Leave the pictures out, and output exactly the lines from the one containing "Output a JSON" through the one containing "Extract the structured".

# Start of LISTING

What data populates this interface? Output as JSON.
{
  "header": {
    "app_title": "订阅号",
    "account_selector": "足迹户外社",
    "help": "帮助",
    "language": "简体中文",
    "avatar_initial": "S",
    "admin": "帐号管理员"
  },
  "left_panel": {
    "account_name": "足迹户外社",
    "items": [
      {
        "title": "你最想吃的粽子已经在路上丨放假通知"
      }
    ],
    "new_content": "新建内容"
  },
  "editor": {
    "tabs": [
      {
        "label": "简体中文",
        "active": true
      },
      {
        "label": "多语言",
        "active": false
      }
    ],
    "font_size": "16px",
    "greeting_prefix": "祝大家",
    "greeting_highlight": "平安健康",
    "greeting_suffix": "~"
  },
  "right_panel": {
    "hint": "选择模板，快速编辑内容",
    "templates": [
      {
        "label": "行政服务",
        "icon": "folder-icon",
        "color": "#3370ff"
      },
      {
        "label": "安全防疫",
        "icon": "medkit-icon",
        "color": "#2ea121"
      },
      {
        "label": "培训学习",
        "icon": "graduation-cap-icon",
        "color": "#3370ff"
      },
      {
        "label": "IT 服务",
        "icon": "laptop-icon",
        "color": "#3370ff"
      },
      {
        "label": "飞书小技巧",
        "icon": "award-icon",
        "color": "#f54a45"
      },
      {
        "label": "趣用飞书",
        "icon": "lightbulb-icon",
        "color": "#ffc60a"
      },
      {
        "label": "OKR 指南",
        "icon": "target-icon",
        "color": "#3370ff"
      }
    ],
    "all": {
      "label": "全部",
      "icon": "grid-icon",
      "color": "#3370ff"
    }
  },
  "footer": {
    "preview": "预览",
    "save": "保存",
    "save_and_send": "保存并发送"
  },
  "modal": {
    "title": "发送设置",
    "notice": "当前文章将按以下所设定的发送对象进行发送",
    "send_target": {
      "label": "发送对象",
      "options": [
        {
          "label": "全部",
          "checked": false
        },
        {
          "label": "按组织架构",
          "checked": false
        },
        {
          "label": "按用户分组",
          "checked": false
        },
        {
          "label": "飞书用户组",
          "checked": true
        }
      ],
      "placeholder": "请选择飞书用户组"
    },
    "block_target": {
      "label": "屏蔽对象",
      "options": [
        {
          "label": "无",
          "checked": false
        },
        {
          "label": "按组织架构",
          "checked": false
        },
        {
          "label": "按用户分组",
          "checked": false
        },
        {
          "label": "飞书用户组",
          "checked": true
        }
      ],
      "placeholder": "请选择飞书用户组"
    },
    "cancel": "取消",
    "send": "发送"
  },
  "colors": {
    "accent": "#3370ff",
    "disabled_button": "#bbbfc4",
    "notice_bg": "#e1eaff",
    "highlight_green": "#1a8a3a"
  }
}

# End of LISTING
# Start of LISTING

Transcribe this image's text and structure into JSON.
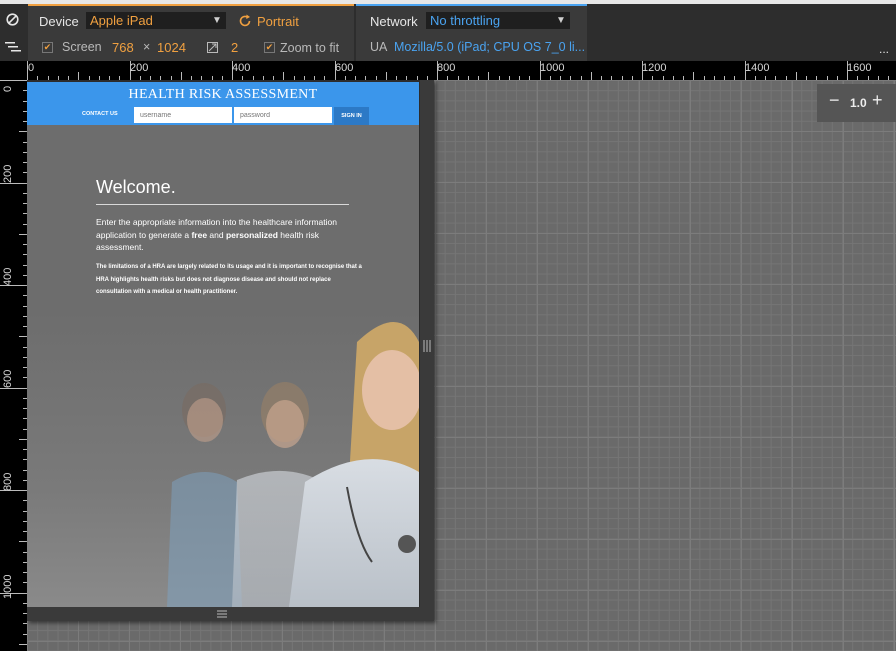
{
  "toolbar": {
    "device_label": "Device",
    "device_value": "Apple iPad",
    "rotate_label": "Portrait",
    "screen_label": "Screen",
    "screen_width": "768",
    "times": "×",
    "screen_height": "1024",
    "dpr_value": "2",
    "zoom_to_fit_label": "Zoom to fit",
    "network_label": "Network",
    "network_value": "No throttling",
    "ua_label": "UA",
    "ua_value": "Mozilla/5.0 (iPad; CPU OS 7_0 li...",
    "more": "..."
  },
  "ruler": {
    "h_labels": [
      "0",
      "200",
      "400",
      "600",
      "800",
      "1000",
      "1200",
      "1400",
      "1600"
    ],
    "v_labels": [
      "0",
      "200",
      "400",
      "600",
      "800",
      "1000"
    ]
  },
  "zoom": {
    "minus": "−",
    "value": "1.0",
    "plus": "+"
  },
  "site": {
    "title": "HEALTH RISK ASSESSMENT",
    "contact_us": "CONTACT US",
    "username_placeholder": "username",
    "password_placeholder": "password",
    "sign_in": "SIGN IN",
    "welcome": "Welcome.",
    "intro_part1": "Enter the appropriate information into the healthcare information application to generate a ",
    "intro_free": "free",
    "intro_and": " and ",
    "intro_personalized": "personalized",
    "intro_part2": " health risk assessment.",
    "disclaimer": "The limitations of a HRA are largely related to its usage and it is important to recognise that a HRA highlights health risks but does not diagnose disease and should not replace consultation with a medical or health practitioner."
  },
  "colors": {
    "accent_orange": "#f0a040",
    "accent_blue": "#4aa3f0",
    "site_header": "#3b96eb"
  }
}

# End of LISTING
# Start of LISTING

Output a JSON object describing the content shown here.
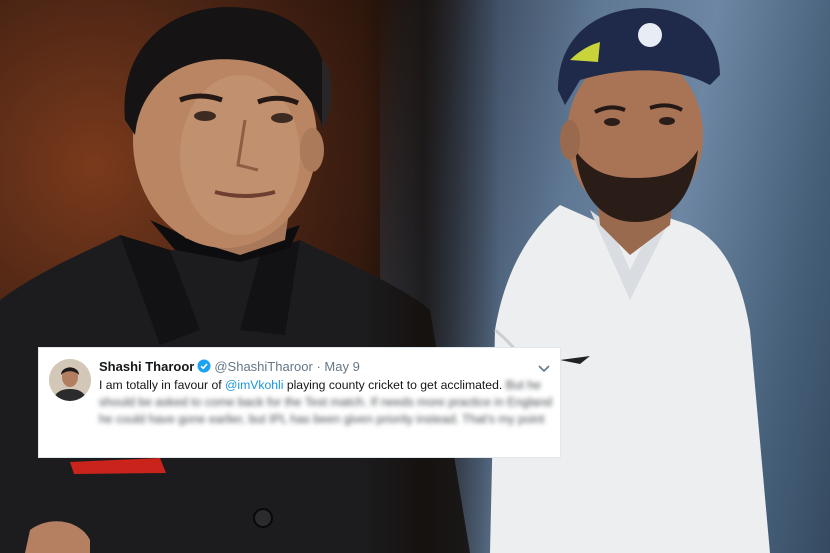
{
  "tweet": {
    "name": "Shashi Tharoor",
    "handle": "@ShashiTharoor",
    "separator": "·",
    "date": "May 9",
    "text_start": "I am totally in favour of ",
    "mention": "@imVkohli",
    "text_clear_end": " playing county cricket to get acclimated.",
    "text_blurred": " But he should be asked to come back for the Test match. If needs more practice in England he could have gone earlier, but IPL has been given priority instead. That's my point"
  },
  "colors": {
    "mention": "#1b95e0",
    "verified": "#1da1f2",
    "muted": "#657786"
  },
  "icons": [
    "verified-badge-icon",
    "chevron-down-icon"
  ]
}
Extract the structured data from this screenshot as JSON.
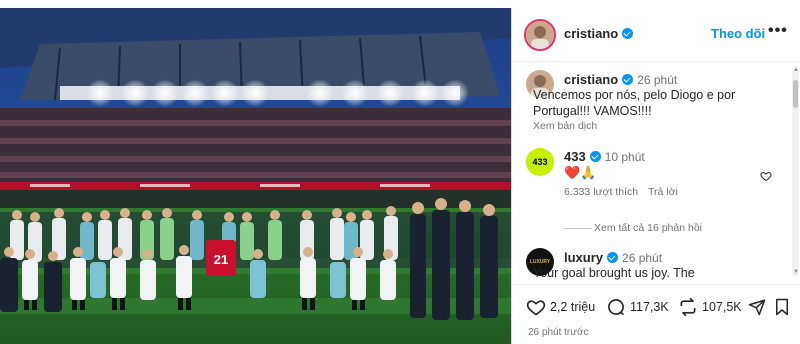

# End of LISTING

-- WRITTEN RESPONSE --
Output a JSON object describing the content shown here.
{
  "tweet": {
    "name": "Shashi Tharoor",
    "handle": "@ShashiTharoor",
    "separator": "·",
    "date": "May 9",
    "text_start": "I am totally in favour of ",
    "mention": "@imVkohli",
    "text_clear_end": " playing county cricket to get acclimated.",
    "text_blurred": " But he should be asked to come back for the Test match. If needs more practice in England he could have gone earlier, but IPL has been given priority instead. That's my point"
  },
  "colors": {
    "mention": "#1b95e0",
    "verified": "#1da1f2",
    "muted": "#657786"
  },
  "icons": [
    "verified-badge-icon",
    "chevron-down-icon"
  ]
}
Extract the structured data from this screenshot as JSON.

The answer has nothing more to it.